WHAT IS ASKED ▸ In the listing below, locate the lines that hold "icon" and copy them.

RECORDS FOR PROCESSING ▸
====================

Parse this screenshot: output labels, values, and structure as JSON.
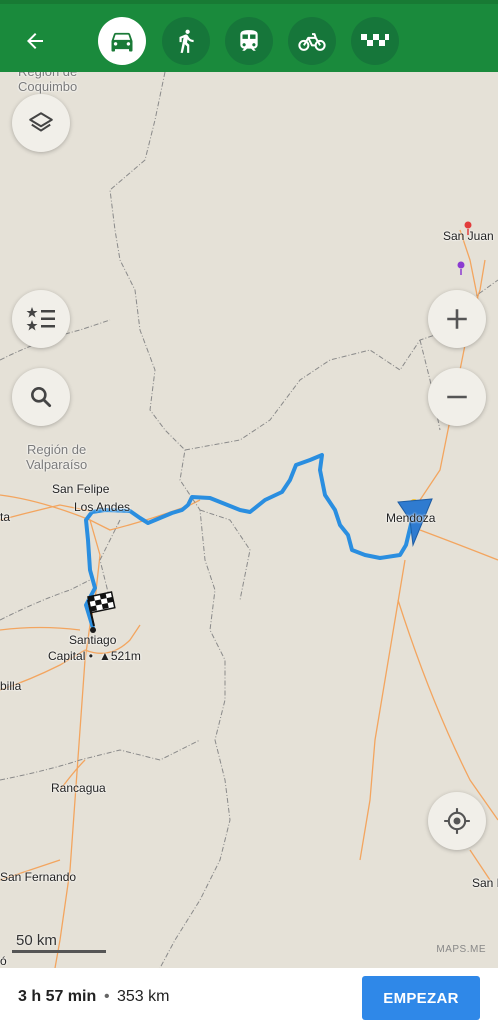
{
  "header": {
    "back_icon": "arrow-left-icon",
    "modes": [
      {
        "name": "car",
        "icon": "car-icon",
        "active": true
      },
      {
        "name": "pedestrian",
        "icon": "walk-icon",
        "active": false
      },
      {
        "name": "transit",
        "icon": "train-icon",
        "active": false
      },
      {
        "name": "bicycle",
        "icon": "bicycle-icon",
        "active": false
      },
      {
        "name": "taxi",
        "icon": "taxi-icon",
        "active": false
      }
    ]
  },
  "map": {
    "labels": {
      "coquimbo": "Región de\nCoquimbo",
      "san_juan": "San Juan",
      "valparaiso": "Región de\nValparaíso",
      "san_felipe": "San Felipe",
      "los_andes": "Los Andes",
      "mendoza": "Mendoza",
      "santiago": "Santiago",
      "capital": "Capital •",
      "peak": "▲521m",
      "rancagua": "Rancagua",
      "san_fernando": "San Fernando",
      "ta": "ta",
      "billa": "billa",
      "san_r": "San R",
      "o": "ó"
    },
    "scale": "50 km",
    "watermark": "MAPS.ME",
    "colors": {
      "route": "#2a8ee0",
      "road": "#f3a55f",
      "border": "#7d7d7d"
    }
  },
  "controls": {
    "layers_icon": "layers-icon",
    "bookmarks_icon": "bookmarks-list-icon",
    "search_icon": "search-icon",
    "zoom_in_icon": "plus-icon",
    "zoom_out_icon": "minus-icon",
    "location_icon": "my-location-icon"
  },
  "route_summary": {
    "time": "3 h 57 min",
    "separator": "•",
    "distance": "353 km",
    "start_label": "EMPEZAR"
  }
}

====================

EXERCISE RESPONSE ▸
    "back_icon": "arrow-left-icon",
        "icon": "car-icon",
        "icon": "walk-icon",
        "icon": "train-icon",
        "icon": "bicycle-icon",
        "icon": "taxi-icon",
    "layers_icon": "layers-icon",
    "bookmarks_icon": "bookmarks-list-icon",
    "search_icon": "search-icon",
    "zoom_in_icon": "plus-icon",
    "zoom_out_icon": "minus-icon",
    "location_icon": "my-location-icon"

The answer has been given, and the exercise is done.